以下の課題 |
1) 黒潮短期予測の解説のうち、「図4は11月14日午前9時から」で始まる段落を、主要な事実を保って箇条書きに書き直せ。
2) 黒潮短期予測の解説を、最後の文の後から書き継げ。

原文抜粋 |
☆ ☆ ☆ ☆ ☆

2023年12月4日までの黒潮「短期」予測 (2023年11月15日発表)

高分解能予測JCOPE-T DAの開始にともない、

を行っています。

ここでは 12月4日までのJCOPE-T DAによる短期予測を解説します。短期予測では、黒潮の沿岸への影響がテーマです。

現状と予測

図1・2・3はJCOPE-T DAで計算した2023年11月14日・11月24日・12月4日の黒潮の状態です。

黒潮大蛇行(A)が続いています(長期予測も参照)。

A、B、Cと流れるS字カーブは今後強まる(図2~図3)予測です 。少し先なので確実性は低いですが、黒潮が八丈島()の南を通過する可能性があります(図3) 。東海から関東にかけては黒潮が岸近くを流れています(図5も参照)。

四国付近(D)では、黒潮が足摺岬からやや離れた後(図1~2) 、再び足摺岬に近づく(図3)予測です。

冬に向けて全体的に次第に水温は下がってきます(図1~3) 。

図4は11月14日午前9時から12月4日午前9時までの予測のアニメーションです。JCOPE-T DAは潮の満ち引きも計算しているので、1時間毎の図でアニメーションにしています。

☆ ☆ ☆ ☆ ☆

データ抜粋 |

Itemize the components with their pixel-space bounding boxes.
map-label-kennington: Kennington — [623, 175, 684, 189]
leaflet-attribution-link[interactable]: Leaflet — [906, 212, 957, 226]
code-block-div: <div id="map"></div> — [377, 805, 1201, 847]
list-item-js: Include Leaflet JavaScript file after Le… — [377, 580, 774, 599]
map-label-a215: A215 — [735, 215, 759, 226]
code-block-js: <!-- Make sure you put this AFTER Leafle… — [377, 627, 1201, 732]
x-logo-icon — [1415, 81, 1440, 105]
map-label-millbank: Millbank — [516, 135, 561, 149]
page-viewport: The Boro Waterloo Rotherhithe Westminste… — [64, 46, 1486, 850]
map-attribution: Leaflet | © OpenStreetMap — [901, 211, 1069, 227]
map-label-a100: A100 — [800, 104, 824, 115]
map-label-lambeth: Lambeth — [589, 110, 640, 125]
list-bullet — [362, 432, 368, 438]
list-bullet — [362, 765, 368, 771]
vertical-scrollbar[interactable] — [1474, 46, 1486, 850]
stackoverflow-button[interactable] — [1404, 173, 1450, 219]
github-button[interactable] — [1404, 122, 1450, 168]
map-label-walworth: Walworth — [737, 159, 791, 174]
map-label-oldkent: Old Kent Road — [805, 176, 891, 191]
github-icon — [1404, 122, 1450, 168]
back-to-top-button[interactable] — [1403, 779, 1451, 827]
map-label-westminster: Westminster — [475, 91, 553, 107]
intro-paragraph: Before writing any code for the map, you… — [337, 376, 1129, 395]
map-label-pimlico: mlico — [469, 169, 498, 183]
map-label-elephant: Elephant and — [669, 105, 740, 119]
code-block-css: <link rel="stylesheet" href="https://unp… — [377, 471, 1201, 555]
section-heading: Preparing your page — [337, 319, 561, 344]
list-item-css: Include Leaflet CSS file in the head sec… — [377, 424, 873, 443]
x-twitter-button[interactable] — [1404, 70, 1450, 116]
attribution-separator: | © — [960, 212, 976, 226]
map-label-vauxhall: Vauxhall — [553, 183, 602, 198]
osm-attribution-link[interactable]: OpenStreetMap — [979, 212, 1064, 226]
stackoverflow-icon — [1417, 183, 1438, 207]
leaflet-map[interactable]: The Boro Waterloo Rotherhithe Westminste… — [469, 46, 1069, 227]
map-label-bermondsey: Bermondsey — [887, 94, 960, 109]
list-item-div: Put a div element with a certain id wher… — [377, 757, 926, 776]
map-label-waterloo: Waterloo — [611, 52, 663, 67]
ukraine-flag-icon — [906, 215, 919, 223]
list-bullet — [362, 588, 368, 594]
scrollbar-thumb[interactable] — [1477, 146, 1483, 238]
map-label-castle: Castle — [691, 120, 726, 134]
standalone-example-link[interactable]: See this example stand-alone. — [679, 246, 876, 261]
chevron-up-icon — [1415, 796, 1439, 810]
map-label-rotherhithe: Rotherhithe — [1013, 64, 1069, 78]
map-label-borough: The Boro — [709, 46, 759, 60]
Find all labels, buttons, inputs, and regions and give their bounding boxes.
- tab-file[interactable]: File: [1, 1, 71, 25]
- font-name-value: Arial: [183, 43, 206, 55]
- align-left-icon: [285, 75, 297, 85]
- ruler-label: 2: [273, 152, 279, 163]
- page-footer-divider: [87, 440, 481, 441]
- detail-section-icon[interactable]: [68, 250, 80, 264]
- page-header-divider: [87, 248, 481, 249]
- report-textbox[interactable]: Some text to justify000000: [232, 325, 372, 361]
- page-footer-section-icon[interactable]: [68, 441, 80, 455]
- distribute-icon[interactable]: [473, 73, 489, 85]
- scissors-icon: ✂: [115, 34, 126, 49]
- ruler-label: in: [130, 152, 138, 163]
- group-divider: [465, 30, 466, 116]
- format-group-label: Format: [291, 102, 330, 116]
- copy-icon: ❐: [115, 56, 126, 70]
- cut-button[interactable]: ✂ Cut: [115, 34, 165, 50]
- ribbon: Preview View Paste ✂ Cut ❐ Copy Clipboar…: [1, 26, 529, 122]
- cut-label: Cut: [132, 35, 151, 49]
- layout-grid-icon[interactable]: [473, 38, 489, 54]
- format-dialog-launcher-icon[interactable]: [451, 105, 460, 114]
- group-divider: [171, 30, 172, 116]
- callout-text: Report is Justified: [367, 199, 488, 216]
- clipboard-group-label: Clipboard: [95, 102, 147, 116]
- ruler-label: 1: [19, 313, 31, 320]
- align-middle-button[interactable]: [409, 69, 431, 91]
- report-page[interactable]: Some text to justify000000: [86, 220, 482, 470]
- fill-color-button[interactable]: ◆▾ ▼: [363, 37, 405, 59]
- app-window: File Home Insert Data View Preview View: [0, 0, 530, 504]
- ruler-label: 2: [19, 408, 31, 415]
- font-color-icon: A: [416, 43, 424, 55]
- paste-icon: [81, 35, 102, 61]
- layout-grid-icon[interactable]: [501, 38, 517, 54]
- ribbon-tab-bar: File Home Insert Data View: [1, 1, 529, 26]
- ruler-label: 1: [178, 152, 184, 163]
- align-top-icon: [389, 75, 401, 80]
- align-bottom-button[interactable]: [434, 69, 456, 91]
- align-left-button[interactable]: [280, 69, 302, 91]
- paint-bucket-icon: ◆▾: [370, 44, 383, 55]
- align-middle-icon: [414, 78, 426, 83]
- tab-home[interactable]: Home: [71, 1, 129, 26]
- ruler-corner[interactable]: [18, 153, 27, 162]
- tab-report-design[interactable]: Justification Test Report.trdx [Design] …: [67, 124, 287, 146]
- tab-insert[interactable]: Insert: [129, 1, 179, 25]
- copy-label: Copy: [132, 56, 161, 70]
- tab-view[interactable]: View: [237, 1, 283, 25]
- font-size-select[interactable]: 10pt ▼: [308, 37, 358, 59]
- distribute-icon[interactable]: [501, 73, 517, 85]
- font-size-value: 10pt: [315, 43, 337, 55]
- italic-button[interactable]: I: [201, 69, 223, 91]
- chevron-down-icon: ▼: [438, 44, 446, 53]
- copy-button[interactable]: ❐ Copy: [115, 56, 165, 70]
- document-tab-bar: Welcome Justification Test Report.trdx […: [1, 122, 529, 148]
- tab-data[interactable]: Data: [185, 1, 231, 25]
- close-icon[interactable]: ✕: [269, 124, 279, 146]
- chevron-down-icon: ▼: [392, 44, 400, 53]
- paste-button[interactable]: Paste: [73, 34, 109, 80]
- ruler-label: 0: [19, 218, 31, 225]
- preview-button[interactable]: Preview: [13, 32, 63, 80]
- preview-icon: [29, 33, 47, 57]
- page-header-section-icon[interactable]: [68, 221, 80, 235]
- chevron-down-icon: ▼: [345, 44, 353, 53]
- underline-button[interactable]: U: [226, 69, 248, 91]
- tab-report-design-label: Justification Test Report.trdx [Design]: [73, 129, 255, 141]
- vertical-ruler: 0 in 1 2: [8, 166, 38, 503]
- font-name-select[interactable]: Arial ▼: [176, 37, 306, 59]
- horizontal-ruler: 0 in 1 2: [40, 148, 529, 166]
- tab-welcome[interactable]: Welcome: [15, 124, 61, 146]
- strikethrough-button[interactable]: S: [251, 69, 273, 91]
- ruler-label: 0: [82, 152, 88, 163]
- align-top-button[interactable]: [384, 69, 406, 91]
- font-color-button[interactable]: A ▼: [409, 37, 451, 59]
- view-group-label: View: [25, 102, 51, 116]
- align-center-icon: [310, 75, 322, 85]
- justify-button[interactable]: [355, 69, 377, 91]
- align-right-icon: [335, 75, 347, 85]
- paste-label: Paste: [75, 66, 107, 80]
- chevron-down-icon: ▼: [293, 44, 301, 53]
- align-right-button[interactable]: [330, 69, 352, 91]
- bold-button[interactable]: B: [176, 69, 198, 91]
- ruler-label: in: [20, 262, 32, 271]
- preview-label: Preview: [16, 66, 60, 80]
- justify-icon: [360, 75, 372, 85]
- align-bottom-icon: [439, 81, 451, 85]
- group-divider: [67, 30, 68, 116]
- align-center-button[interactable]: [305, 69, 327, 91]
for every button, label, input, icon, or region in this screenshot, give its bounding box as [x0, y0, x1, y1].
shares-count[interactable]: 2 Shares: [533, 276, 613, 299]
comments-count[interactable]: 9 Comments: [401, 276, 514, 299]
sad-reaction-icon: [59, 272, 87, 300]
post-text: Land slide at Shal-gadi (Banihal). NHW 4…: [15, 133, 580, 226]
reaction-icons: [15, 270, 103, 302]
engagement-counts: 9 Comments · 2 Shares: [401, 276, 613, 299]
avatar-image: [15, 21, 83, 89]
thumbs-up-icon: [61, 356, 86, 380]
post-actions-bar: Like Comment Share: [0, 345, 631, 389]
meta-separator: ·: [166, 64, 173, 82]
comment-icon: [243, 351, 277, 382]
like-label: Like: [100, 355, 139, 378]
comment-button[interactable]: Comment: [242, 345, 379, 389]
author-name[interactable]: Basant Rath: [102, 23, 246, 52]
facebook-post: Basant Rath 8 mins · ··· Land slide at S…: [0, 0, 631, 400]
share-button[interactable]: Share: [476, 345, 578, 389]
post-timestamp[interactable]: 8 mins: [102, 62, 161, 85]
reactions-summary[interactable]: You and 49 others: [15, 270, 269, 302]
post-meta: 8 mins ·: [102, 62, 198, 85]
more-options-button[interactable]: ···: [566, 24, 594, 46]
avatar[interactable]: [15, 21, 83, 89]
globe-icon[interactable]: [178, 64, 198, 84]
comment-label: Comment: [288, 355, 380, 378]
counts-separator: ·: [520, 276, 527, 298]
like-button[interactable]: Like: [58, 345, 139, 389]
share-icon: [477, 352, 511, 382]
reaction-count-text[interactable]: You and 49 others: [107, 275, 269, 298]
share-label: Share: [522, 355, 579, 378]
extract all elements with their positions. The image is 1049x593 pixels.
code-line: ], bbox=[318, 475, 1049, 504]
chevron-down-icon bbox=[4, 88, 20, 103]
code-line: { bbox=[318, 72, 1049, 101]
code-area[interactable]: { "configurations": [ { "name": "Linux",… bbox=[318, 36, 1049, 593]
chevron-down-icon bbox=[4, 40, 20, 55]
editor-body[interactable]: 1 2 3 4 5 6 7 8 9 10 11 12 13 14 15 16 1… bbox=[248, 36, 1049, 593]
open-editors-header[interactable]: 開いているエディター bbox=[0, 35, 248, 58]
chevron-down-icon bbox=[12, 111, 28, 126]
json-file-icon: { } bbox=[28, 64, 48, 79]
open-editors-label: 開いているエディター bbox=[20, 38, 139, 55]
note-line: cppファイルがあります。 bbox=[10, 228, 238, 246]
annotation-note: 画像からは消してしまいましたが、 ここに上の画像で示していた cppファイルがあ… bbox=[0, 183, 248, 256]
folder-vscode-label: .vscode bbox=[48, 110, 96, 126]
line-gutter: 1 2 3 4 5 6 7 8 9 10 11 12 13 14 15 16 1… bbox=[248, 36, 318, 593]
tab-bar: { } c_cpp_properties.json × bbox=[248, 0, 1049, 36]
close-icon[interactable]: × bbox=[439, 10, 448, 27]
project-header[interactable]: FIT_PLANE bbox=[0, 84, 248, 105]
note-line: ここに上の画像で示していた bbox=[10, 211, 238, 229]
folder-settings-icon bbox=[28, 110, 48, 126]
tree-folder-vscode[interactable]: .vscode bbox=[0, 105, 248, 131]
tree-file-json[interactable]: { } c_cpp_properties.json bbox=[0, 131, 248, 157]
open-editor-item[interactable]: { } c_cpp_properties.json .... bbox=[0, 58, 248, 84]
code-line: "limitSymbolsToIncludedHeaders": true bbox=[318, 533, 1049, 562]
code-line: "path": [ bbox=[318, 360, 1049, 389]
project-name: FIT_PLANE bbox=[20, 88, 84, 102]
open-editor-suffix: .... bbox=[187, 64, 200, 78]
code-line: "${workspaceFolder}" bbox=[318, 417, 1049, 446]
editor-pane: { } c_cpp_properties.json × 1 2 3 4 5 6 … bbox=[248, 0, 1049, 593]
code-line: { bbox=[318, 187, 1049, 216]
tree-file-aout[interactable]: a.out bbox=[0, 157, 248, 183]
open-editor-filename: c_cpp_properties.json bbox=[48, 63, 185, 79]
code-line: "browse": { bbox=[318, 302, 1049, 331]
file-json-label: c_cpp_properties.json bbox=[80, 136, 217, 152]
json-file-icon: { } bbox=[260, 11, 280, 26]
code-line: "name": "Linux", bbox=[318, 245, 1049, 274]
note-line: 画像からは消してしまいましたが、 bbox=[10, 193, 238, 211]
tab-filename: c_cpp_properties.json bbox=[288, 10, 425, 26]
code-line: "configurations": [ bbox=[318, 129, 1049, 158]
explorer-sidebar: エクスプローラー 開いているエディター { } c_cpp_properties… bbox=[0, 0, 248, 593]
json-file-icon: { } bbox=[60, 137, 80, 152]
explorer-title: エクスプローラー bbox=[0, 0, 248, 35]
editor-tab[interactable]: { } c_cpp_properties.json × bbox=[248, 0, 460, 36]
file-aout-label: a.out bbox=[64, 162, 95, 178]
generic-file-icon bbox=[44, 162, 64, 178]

☆ ☆ ☆ ☆ ☆

項目別解答 |
1)
- 図4は11月14日午前9時から12月4日午前9時までの予測のアニメーション
- JCOPE-T DAは潮の満ち引きも計算している
- そのため1時間毎の図でアニメーションにしている

2)
Fig1

図1: 2023年11月14日午前9時の予測値。矢印(ベクトル)は海面近くの流れの向き(メートル毎秒, 長いほど速い流れ)、色は海面温度(°C) 。1度毎の等温線も薄く加えた。黒太線は日平均海面水位0.3mの等値線で、黒潮流軸の指標。青丸()が八丈島の位置。クリックすると拡大します。

 

図2: 図1に同じ。ただし2023年11月24日。

 

Fig3

図3: 図1に同じ。ただし2023年12月4日午前9時の予測値。

 


図4: 2023年11月14日午前9時から12月4日午前9時までの1時間毎の予測のアニメーション。黒太線は日平均海面水位0.3mの等値線で、黒潮流軸の指標。クリックして操作してください。全画面表示にしたり、途中で停止したりできます。

 


今週のハイライト: 駿河湾付近の黒潮

JAXAひまわりモニタ・海中天気予報のサイト (「JAXAひまわりモニタ・海中天気予報のサイトがリニューアル」)から特徴的な図を毎週紹介します。黒潮親潮ウォッチは1週間に一回の更新ですが、海中天気予報のサイトではほぼ毎日予測が更新されます。

図5は11月14日の人工衛星「ひまわり」による海面水温の観測値とモデルによる流れの推定値です。

黒潮は東海から関東にかけて沿岸に近いところを流れて、高い水温が近づいています。黒潮の北縁で伊豆大島に流れがぶつかり、反時計回りに駿河湾に黒潮が流れ込んでいる様子が見られます。駿河湾の予測は駿河湾ウォッチでも公開しています。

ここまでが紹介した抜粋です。